■ SET TASK ■
Only lines holding the word "Insert" should be copied from the material.

■ RAW DATA ■
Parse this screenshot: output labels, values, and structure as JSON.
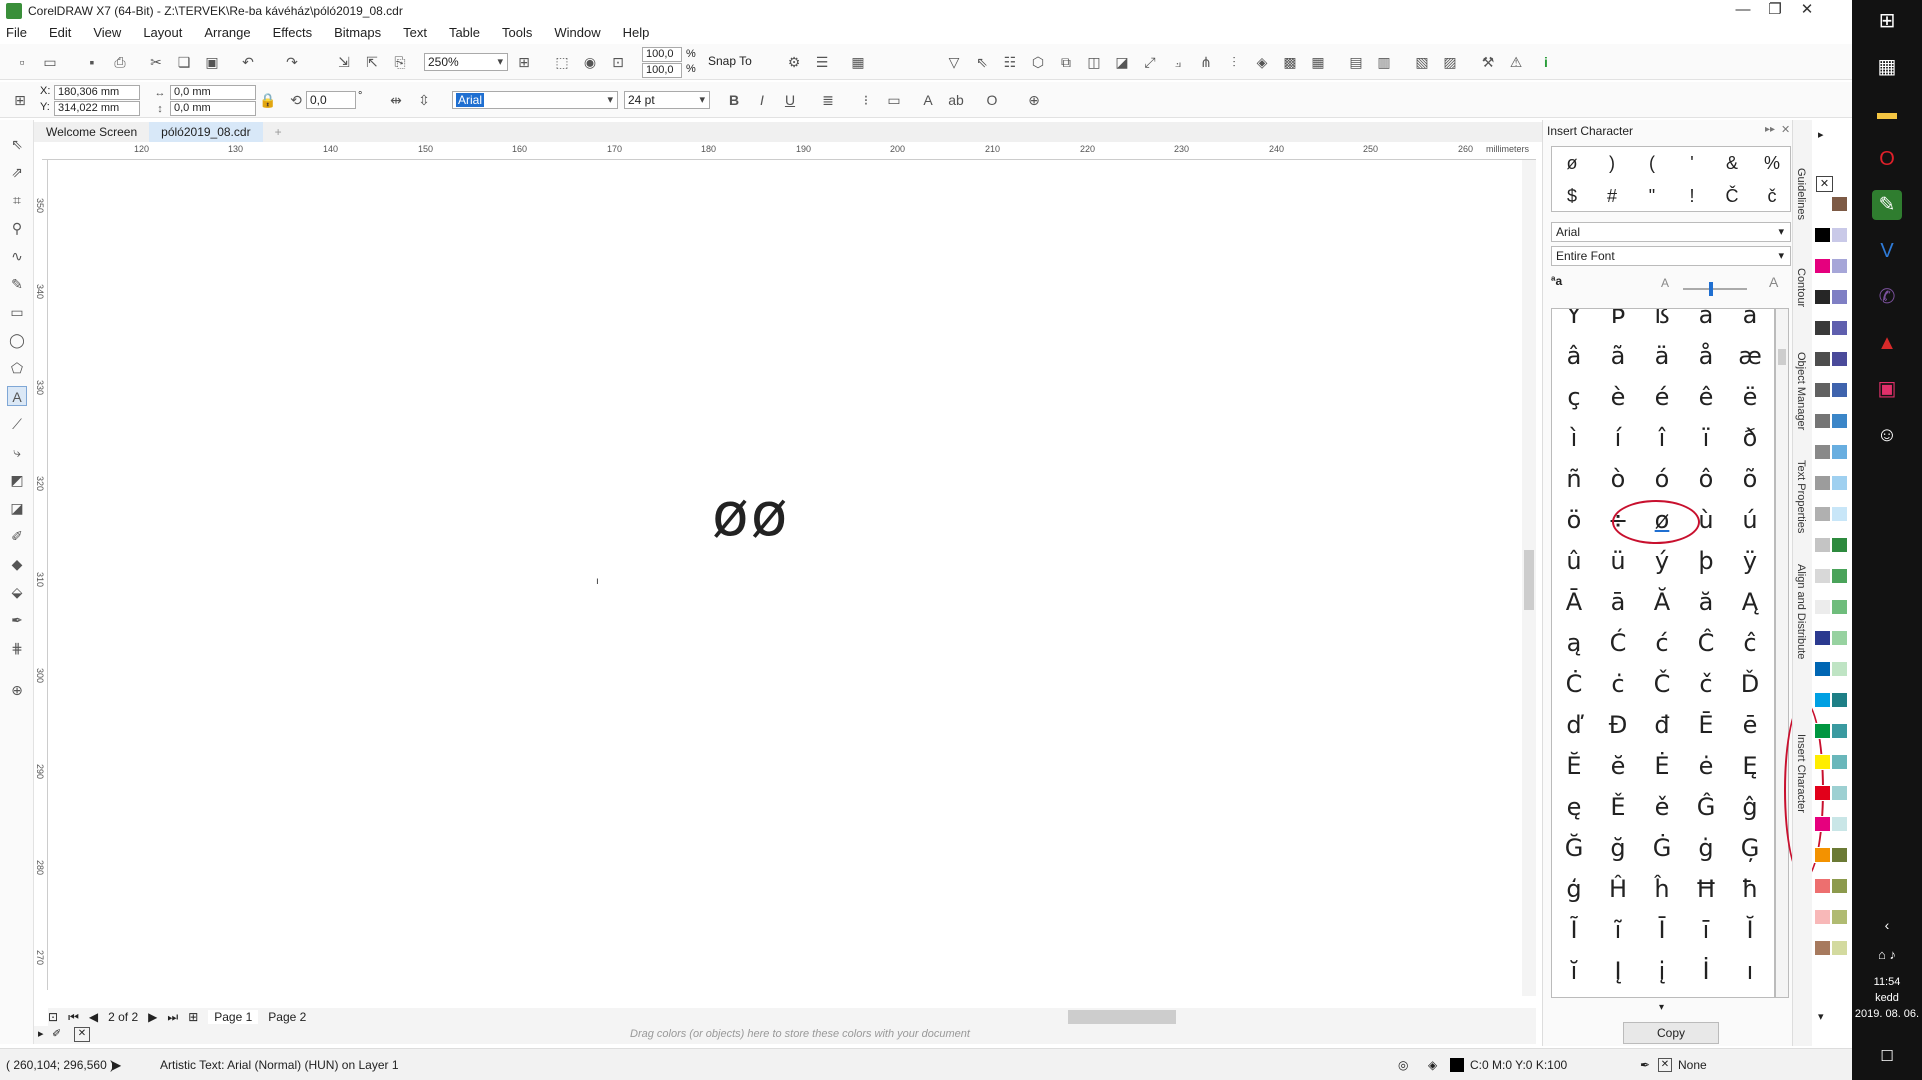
{
  "app": {
    "title": "CorelDRAW X7 (64-Bit) - Z:\\TERVEK\\Re-ba kávéház\\póló2019_08.cdr"
  },
  "menu": [
    "File",
    "Edit",
    "View",
    "Layout",
    "Arrange",
    "Effects",
    "Bitmaps",
    "Text",
    "Table",
    "Tools",
    "Window",
    "Help"
  ],
  "toolbar": {
    "zoom": "250%",
    "scale_w": "100,0",
    "scale_h": "100,0",
    "pct": "%",
    "snap_to": "Snap To"
  },
  "property_bar": {
    "x": "180,306 mm",
    "y": "314,022 mm",
    "x_label": "X:",
    "y_label": "Y:",
    "w": "0,0 mm",
    "h": "0,0 mm",
    "rotation": "0,0",
    "degree": "°",
    "font": "Arial",
    "size": "24 pt"
  },
  "tabs": {
    "welcome": "Welcome Screen",
    "doc": "póló2019_08.cdr",
    "add": "+"
  },
  "ruler": {
    "units": "millimeters",
    "h_ticks": [
      "120",
      "130",
      "140",
      "150",
      "160",
      "170",
      "180",
      "190",
      "200",
      "210",
      "220",
      "230",
      "240",
      "250",
      "260"
    ],
    "v_ticks": [
      "350",
      "340",
      "330",
      "320",
      "310",
      "300",
      "290",
      "280",
      "270"
    ]
  },
  "canvas": {
    "text": "øø",
    "cursor": "ı"
  },
  "pages": {
    "counter": "2 of 2",
    "page1": "Page 1",
    "page2": "Page 2"
  },
  "palette_hint": "Drag colors (or objects) here to store these colors with your document",
  "status": {
    "coords": "( 260,104; 296,560 )",
    "info": "Artistic Text: Arial (Normal) (HUN) on Layer 1",
    "fill": "C:0 M:0 Y:0 K:100",
    "outline": "None"
  },
  "panel": {
    "title": "Insert Character",
    "recent": [
      "ø",
      ")",
      "(",
      "'",
      "&",
      "%",
      "$",
      "#",
      "\"",
      "!",
      "Č",
      "č"
    ],
    "font": "Arial",
    "range": "Entire Font",
    "grid": [
      [
        "Ÿ",
        "Þ",
        "ß",
        "à",
        "á"
      ],
      [
        "â",
        "ã",
        "ä",
        "å",
        "æ"
      ],
      [
        "ç",
        "è",
        "é",
        "ê",
        "ë"
      ],
      [
        "ì",
        "í",
        "î",
        "ï",
        "ð"
      ],
      [
        "ñ",
        "ò",
        "ó",
        "ô",
        "õ"
      ],
      [
        "ö",
        "÷",
        "ø",
        "ù",
        "ú"
      ],
      [
        "û",
        "ü",
        "ý",
        "þ",
        "ÿ"
      ],
      [
        "Ā",
        "ā",
        "Ă",
        "ă",
        "Ą"
      ],
      [
        "ą",
        "Ć",
        "ć",
        "Ĉ",
        "ĉ"
      ],
      [
        "Ċ",
        "ċ",
        "Č",
        "č",
        "Ď"
      ],
      [
        "ď",
        "Đ",
        "đ",
        "Ē",
        "ē"
      ],
      [
        "Ĕ",
        "ĕ",
        "Ė",
        "ė",
        "Ę"
      ],
      [
        "ę",
        "Ě",
        "ě",
        "Ĝ",
        "ĝ"
      ],
      [
        "Ğ",
        "ğ",
        "Ġ",
        "ġ",
        "Ģ"
      ],
      [
        "ģ",
        "Ĥ",
        "ĥ",
        "Ħ",
        "ħ"
      ],
      [
        "Ĩ",
        "ĩ",
        "Ī",
        "ī",
        "Ĭ"
      ],
      [
        "ĭ",
        "Į",
        "į",
        "İ",
        "ı"
      ]
    ],
    "copy": "Copy"
  },
  "dockers": [
    "Guidelines",
    "Contour",
    "Object Manager",
    "Text Properties",
    "Align and Distribute",
    "Insert Character"
  ],
  "palette_colors": [
    "#ffffff",
    "#000000",
    "#e5007e",
    "#262626",
    "#3a3a3a",
    "#4d4d4d",
    "#616161",
    "#757575",
    "#898989",
    "#9c9c9c",
    "#b0b0b0",
    "#c4c4c4",
    "#d8d8d8",
    "#ececec",
    "#2b3a8f",
    "#0066b3",
    "#00a0e3",
    "#009640",
    "#ffed00",
    "#e2001a",
    "#e6007e",
    "#f39200",
    "#ed6f6f",
    "#f8b8b8",
    "#a77a5e",
    "#7d5a45",
    "#c9c9e8",
    "#a6a6d8",
    "#7f7fc4",
    "#5f5fae",
    "#4a4a9a",
    "#3f63ad",
    "#3b86c8",
    "#68aee0",
    "#9fd0f0",
    "#c8e6f8",
    "#2d8a3e",
    "#4aa35a",
    "#6fbd7c",
    "#97d2a0",
    "#bfe4c4",
    "#1e7f86",
    "#3a9aa0",
    "#69b7bb",
    "#9dd0d2",
    "#c9e6e7",
    "#6b7a35",
    "#8c9a4d",
    "#b0bb72",
    "#d3da9f"
  ],
  "taskbar": {
    "time": "11:54",
    "day": "kedd",
    "date": "2019. 08. 06."
  }
}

■ ANSWER FOR THE TASK ■
    "title": "Insert Character",
    "Insert Character"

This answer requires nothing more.